◆ EXERCISE DESCRIPTION: In the material below, find all lines with the string "Productos" and copy them.

◆ EXTRACTED MATERIAL:
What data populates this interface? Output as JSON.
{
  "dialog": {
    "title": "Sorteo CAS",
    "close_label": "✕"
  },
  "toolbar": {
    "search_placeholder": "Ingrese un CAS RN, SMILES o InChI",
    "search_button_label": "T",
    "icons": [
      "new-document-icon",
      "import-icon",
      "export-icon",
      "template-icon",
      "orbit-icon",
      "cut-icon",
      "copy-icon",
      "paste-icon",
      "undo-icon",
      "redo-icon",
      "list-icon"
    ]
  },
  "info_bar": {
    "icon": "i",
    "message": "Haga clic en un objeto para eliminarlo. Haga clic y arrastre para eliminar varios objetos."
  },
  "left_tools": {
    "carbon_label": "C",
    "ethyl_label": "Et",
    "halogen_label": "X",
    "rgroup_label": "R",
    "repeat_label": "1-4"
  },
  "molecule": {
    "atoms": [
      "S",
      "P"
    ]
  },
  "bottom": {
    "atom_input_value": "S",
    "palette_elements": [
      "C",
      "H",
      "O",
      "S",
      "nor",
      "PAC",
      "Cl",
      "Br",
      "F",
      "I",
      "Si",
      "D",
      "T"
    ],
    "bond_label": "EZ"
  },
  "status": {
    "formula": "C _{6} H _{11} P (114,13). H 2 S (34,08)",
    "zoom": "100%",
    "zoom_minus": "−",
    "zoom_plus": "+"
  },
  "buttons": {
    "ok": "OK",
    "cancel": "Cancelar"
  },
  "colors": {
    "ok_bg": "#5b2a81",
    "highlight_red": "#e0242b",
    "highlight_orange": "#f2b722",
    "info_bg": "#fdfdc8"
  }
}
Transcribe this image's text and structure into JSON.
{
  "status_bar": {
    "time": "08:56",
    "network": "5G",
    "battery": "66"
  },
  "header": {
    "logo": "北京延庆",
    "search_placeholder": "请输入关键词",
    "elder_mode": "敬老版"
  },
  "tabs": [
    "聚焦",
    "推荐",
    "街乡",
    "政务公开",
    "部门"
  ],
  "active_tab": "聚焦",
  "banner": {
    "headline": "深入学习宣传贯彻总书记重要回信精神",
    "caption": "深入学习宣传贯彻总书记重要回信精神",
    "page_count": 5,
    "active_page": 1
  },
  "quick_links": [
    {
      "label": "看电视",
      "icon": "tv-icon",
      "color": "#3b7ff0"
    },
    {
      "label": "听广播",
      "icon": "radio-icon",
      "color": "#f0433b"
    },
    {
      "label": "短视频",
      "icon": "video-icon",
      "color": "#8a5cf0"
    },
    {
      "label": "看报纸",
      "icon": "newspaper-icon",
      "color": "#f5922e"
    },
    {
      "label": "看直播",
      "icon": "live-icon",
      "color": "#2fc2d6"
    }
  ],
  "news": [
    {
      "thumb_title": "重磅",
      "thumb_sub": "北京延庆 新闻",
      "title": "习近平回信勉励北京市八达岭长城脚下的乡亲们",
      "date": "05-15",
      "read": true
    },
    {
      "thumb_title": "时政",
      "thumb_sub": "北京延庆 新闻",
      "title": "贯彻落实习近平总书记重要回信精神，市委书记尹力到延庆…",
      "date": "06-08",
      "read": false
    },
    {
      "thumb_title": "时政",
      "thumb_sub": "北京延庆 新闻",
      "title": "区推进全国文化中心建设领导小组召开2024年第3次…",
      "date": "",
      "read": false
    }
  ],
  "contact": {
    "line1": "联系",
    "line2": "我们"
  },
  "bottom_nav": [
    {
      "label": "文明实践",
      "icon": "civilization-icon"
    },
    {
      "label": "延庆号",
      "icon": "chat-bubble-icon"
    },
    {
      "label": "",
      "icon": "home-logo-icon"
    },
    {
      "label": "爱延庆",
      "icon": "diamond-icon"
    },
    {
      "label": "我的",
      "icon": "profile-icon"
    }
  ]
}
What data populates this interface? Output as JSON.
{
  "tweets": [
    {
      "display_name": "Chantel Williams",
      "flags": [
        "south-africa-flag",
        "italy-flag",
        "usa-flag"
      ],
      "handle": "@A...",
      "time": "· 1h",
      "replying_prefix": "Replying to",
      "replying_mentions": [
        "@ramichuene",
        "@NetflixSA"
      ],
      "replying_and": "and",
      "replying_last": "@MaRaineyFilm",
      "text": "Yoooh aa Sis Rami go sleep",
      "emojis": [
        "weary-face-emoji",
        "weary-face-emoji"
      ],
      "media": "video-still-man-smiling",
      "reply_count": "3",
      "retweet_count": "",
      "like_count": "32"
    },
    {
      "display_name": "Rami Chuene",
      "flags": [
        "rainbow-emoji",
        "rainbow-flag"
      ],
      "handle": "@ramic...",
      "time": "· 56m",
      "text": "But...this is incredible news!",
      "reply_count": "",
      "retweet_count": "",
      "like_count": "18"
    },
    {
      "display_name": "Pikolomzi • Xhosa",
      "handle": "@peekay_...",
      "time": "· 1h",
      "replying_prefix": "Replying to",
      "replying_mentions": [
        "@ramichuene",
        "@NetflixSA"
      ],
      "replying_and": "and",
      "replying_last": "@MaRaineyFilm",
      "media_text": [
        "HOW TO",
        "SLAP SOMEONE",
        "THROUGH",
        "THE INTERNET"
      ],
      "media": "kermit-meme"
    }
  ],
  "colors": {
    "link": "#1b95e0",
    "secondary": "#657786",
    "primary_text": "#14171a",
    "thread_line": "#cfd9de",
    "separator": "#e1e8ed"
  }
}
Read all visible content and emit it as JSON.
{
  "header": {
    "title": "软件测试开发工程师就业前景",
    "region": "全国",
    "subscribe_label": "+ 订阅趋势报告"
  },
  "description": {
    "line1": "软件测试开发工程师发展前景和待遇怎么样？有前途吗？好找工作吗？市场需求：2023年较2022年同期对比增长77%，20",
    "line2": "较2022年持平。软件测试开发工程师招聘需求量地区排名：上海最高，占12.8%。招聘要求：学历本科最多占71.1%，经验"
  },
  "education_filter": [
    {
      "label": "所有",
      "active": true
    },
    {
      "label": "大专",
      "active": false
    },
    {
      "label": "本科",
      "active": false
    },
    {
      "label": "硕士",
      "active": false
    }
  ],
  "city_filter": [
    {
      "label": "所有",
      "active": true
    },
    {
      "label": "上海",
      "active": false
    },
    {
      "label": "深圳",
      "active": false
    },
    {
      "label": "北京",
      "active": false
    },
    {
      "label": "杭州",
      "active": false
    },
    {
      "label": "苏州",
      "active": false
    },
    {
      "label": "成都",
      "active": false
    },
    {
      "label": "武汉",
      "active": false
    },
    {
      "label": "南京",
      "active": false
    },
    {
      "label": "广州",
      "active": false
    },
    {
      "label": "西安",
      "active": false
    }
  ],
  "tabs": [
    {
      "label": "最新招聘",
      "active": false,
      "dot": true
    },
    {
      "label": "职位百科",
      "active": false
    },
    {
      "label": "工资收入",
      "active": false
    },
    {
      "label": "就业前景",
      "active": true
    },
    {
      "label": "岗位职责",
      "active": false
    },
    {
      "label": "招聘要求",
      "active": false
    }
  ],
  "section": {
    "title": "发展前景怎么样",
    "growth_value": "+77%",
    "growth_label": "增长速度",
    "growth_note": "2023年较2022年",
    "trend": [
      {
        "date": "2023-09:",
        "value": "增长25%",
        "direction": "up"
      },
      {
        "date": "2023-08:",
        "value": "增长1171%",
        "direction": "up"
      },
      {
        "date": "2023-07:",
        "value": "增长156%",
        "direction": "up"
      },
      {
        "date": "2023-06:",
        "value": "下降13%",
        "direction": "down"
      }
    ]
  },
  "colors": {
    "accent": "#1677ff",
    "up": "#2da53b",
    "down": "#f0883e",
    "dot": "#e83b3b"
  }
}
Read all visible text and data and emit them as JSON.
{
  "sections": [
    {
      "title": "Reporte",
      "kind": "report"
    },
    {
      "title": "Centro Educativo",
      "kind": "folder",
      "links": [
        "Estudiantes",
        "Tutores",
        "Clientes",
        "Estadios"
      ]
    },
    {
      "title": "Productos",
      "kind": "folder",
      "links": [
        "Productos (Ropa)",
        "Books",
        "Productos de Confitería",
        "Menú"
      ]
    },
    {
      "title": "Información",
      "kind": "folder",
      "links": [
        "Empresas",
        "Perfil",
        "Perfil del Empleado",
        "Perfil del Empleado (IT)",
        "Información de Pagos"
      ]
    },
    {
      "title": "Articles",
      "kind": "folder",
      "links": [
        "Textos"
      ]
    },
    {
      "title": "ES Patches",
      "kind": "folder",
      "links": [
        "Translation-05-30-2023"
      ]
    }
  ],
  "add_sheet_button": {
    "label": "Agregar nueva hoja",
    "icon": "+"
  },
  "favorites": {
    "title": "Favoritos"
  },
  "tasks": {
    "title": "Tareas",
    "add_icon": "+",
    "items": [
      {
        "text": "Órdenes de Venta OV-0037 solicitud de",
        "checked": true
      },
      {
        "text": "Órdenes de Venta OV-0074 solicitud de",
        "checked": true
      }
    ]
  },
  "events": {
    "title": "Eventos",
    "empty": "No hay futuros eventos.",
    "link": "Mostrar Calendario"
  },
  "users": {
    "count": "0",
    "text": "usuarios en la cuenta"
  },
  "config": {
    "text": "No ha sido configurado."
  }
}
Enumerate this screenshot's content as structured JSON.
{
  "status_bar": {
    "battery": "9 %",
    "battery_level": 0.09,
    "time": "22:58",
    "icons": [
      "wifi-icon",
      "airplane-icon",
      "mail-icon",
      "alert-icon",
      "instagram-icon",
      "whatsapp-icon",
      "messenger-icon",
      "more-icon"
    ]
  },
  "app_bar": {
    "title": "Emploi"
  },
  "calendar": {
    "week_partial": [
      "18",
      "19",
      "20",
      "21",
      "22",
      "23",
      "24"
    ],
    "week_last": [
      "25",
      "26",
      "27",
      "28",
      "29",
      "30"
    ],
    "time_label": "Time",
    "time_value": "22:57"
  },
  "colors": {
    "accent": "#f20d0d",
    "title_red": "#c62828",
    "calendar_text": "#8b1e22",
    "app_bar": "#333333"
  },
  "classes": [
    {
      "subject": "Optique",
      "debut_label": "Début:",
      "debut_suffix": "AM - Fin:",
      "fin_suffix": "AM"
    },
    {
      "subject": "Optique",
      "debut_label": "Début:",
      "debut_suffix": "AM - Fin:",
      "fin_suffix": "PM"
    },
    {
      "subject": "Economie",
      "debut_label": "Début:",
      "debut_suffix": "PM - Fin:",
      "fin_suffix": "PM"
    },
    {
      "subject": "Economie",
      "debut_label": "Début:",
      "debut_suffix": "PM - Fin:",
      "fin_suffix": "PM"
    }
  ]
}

◆ FINISHED TASK:
      "title": "Productos",
        "Productos (Ropa)",
        "Productos de Confitería",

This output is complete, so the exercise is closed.